> **TASK DESCRIPTION**
Starting at the line that holds "Enumerate this screenshot's", copy every line exactly through the end of the data, and no others.

━━━━━━

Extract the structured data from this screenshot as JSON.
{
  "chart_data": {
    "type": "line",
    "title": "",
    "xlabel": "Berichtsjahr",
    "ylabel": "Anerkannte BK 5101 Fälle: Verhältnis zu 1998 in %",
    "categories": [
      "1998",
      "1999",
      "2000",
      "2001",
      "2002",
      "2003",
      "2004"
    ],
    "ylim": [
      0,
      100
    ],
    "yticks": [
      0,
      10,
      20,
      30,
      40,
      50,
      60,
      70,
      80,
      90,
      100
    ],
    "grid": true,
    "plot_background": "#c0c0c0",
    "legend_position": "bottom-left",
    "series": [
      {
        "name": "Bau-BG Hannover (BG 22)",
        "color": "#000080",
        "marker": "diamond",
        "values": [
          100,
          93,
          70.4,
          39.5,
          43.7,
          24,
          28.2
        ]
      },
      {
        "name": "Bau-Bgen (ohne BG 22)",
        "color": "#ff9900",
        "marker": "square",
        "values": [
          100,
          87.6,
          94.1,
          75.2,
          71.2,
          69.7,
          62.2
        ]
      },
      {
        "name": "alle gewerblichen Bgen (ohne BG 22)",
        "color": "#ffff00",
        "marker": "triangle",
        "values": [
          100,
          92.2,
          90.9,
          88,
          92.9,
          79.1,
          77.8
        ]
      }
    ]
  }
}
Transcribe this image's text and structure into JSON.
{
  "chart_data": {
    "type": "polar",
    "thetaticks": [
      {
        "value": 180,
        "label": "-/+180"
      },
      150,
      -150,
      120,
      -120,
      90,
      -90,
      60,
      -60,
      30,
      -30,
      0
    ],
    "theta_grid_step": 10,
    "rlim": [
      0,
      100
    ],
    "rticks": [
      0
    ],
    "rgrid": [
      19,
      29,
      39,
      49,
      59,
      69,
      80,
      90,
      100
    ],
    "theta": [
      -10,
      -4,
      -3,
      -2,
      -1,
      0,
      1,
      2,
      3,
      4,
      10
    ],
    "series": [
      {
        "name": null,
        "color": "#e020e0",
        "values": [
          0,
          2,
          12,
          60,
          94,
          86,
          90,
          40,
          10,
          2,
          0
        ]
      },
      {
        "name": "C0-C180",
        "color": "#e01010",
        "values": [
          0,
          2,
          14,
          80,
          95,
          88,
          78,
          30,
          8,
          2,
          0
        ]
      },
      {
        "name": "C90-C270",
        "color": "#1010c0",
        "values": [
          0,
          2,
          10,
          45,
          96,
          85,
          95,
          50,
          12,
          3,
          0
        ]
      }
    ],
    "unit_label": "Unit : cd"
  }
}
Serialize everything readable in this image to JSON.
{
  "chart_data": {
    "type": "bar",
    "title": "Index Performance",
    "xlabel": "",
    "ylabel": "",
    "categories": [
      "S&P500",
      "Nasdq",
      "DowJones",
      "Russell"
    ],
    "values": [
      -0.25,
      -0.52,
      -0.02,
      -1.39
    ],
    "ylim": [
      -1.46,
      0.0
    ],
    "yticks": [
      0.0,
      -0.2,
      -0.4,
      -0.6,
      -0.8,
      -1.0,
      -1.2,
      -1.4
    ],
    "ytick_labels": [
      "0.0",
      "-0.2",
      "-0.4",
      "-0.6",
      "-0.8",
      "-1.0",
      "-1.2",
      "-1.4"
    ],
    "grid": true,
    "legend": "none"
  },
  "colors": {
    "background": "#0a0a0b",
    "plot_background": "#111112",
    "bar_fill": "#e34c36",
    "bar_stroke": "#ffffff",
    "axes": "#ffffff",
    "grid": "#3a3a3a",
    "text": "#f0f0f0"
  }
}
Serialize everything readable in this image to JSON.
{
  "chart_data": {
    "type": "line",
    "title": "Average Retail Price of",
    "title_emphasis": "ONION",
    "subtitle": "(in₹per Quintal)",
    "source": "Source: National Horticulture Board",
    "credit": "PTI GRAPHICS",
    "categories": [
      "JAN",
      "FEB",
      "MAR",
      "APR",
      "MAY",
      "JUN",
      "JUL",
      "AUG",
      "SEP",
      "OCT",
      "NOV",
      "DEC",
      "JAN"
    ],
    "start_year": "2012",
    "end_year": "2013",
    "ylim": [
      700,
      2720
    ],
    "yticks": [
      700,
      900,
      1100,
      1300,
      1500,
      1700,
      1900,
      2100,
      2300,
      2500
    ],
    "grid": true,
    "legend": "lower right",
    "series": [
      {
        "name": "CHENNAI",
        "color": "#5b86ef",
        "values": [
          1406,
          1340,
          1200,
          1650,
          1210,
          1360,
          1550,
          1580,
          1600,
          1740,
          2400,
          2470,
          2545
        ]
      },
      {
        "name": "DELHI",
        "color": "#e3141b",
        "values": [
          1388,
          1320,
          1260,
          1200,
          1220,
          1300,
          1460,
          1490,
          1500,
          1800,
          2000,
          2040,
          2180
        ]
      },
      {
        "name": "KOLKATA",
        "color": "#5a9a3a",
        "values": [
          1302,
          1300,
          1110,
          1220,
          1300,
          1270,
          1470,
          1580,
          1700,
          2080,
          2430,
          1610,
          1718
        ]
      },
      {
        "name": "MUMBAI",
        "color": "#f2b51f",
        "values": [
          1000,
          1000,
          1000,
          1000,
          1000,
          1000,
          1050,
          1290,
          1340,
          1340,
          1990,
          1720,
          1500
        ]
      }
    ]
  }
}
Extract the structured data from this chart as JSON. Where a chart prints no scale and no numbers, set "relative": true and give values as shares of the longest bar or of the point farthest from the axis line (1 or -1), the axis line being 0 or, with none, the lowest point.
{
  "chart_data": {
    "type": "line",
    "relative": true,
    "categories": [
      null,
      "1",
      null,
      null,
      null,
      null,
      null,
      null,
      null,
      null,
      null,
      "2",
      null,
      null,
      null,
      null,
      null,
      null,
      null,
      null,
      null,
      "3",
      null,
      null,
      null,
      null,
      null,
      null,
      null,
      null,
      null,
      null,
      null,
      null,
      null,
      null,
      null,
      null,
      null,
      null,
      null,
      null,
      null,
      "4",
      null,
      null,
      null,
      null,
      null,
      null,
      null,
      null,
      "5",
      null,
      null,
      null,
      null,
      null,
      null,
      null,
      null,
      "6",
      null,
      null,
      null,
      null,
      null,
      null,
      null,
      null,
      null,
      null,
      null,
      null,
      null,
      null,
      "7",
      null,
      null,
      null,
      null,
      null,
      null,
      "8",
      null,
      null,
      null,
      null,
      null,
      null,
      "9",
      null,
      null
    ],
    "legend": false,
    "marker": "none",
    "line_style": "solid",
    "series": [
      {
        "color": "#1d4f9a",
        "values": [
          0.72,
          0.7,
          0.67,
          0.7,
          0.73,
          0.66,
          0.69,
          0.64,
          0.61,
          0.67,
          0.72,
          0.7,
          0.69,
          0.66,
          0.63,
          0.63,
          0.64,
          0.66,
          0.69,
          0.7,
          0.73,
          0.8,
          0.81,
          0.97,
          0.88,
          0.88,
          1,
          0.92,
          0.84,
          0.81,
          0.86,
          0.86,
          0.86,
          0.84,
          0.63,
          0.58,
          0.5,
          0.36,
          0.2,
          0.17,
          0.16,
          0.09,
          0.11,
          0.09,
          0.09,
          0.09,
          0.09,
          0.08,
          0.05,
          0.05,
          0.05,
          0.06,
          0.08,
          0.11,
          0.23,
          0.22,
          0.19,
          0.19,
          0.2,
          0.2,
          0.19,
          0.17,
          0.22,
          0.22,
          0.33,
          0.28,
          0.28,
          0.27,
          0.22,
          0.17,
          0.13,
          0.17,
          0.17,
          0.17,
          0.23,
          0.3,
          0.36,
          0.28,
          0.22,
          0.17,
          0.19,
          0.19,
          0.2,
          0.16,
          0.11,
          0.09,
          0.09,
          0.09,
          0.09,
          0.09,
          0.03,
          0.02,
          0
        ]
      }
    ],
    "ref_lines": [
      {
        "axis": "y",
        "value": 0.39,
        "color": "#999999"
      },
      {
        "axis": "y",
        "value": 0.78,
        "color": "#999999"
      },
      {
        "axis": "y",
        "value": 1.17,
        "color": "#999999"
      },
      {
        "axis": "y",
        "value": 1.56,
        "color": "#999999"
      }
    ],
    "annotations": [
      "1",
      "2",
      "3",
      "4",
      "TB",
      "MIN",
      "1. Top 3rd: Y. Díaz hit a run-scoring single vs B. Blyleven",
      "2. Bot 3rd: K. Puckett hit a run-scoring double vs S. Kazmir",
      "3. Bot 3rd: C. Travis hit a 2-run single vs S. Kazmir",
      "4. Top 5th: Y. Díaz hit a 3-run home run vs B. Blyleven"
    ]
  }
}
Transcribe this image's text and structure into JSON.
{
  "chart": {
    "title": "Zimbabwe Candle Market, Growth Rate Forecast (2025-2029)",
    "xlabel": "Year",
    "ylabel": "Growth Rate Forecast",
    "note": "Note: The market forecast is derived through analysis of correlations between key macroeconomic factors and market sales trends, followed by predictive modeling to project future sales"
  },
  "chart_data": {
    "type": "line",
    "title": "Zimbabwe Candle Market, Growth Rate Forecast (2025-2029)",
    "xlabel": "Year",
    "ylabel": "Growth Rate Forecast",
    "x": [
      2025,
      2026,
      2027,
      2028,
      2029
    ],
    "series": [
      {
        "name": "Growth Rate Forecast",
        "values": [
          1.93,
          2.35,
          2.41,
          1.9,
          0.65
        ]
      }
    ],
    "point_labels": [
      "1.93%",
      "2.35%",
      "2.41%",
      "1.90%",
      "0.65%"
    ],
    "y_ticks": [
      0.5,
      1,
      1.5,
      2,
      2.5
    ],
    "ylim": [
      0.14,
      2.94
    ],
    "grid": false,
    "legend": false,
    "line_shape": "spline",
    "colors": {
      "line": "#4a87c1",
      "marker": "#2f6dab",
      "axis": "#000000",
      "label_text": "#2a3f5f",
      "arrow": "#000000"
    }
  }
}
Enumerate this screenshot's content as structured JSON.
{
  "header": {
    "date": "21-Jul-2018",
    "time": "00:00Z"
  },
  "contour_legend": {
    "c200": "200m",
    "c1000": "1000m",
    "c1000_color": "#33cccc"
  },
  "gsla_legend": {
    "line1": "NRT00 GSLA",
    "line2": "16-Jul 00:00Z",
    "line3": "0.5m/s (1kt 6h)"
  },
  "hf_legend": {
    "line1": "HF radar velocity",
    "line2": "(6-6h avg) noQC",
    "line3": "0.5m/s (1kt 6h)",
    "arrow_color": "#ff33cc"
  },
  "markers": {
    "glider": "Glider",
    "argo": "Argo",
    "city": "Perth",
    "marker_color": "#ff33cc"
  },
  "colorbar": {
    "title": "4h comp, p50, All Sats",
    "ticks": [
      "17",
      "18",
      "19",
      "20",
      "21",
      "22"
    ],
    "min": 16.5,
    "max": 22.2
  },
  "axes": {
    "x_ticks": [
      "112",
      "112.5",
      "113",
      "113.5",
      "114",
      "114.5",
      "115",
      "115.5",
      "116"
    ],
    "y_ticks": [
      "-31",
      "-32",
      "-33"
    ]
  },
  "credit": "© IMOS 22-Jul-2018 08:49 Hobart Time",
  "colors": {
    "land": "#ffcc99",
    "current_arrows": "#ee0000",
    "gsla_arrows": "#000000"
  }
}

━━━━━━

> **THE ANSWER**
Enumerate this screenshot's content as structured JSON.
{
  "header": {
    "date": "21-Jul-2018",
    "time": "00:00Z"
  },
  "contour_legend": {
    "c200": "200m",
    "c1000": "1000m",
    "c1000_color": "#33cccc"
  },
  "gsla_legend": {
    "line1": "NRT00 GSLA",
    "line2": "16-Jul 00:00Z",
    "line3": "0.5m/s (1kt 6h)"
  },
  "hf_legend": {
    "line1": "HF radar velocity",
    "line2": "(6-6h avg) noQC",
    "line3": "0.5m/s (1kt 6h)",
    "arrow_color": "#ff33cc"
  },
  "markers": {
    "glider": "Glider",
    "argo": "Argo",
    "city": "Perth",
    "marker_color": "#ff33cc"
  },
  "colorbar": {
    "title": "4h comp, p50, All Sats",
    "ticks": [
      "17",
      "18",
      "19",
      "20",
      "21",
      "22"
    ],
    "min": 16.5,
    "max": 22.2
  },
  "axes": {
    "x_ticks": [
      "112",
      "112.5",
      "113",
      "113.5",
      "114",
      "114.5",
      "115",
      "115.5",
      "116"
    ],
    "y_ticks": [
      "-31",
      "-32",
      "-33"
    ]
  },
  "credit": "© IMOS 22-Jul-2018 08:49 Hobart Time",
  "colors": {
    "land": "#ffcc99",
    "current_arrows": "#ee0000",
    "gsla_arrows": "#000000"
  }
}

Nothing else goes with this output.